---- RECORDS SHOWN

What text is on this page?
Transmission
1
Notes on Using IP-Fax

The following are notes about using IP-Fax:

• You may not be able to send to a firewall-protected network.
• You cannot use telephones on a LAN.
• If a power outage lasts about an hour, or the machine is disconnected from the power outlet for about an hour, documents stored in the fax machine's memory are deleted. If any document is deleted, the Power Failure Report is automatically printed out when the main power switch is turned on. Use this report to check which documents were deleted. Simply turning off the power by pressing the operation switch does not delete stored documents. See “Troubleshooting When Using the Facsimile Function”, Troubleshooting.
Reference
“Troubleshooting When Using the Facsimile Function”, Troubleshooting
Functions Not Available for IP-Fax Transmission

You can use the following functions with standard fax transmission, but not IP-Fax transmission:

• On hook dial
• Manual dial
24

--------
---- RECORDS SHOWN

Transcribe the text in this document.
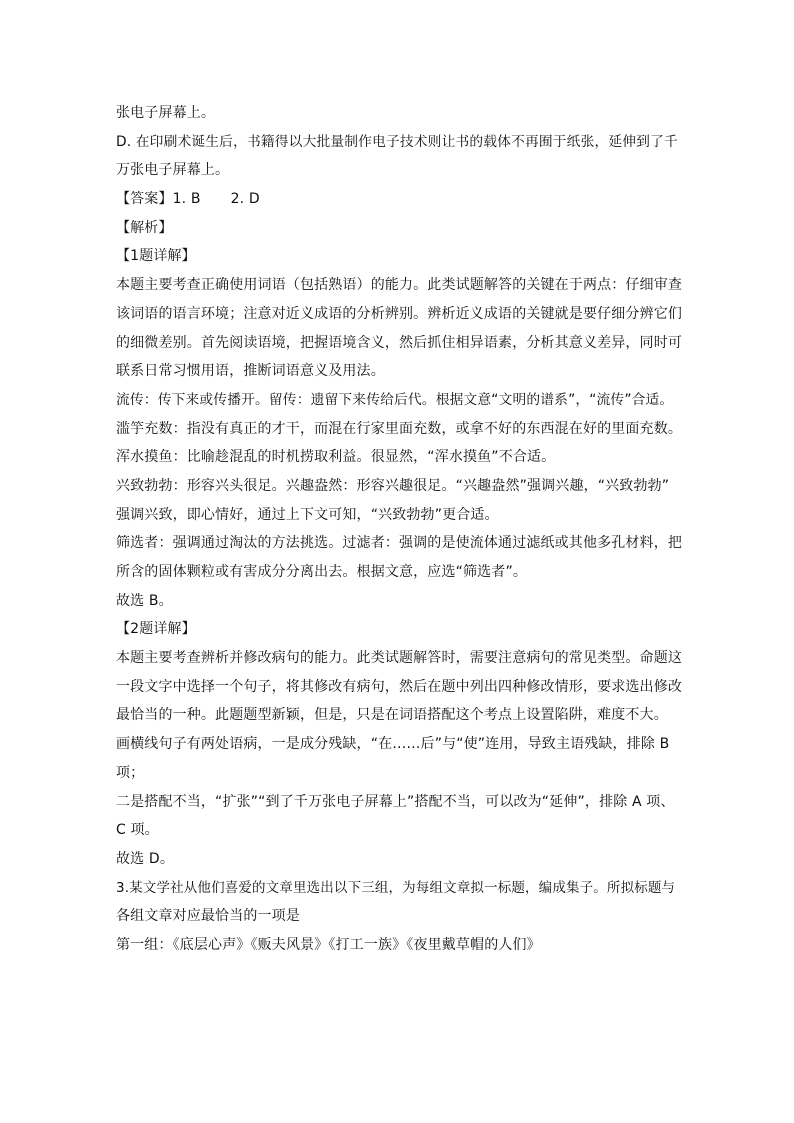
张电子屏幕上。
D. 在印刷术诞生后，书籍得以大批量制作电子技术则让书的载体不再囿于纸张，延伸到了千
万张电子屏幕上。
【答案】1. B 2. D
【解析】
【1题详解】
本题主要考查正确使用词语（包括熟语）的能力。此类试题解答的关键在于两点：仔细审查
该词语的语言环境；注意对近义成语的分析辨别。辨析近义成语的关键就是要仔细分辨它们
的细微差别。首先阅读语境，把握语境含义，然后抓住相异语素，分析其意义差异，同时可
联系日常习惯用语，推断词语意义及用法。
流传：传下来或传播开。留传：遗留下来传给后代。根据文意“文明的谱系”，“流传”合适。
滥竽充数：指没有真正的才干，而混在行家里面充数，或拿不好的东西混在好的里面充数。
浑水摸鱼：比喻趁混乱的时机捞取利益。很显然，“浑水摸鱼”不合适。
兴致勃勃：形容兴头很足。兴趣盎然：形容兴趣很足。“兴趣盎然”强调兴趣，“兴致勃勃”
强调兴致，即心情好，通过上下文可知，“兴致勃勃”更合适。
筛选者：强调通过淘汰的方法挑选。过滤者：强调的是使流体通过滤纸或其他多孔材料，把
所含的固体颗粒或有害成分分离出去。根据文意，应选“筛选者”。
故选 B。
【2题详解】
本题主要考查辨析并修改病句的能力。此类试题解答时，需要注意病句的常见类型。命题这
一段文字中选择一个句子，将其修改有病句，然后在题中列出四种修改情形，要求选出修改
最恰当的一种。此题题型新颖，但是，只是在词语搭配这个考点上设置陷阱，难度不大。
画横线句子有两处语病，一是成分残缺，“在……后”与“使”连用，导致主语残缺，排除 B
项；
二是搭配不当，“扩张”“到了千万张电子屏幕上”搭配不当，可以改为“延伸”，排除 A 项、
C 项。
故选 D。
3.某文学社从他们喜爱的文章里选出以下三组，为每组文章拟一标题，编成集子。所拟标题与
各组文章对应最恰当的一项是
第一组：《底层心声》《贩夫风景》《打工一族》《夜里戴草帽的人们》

--------

**DO THIS**
Where a line holds "text", copy it out.

**CORRECT ANSWER**
What text is on this page?
Transcribe the text in this document.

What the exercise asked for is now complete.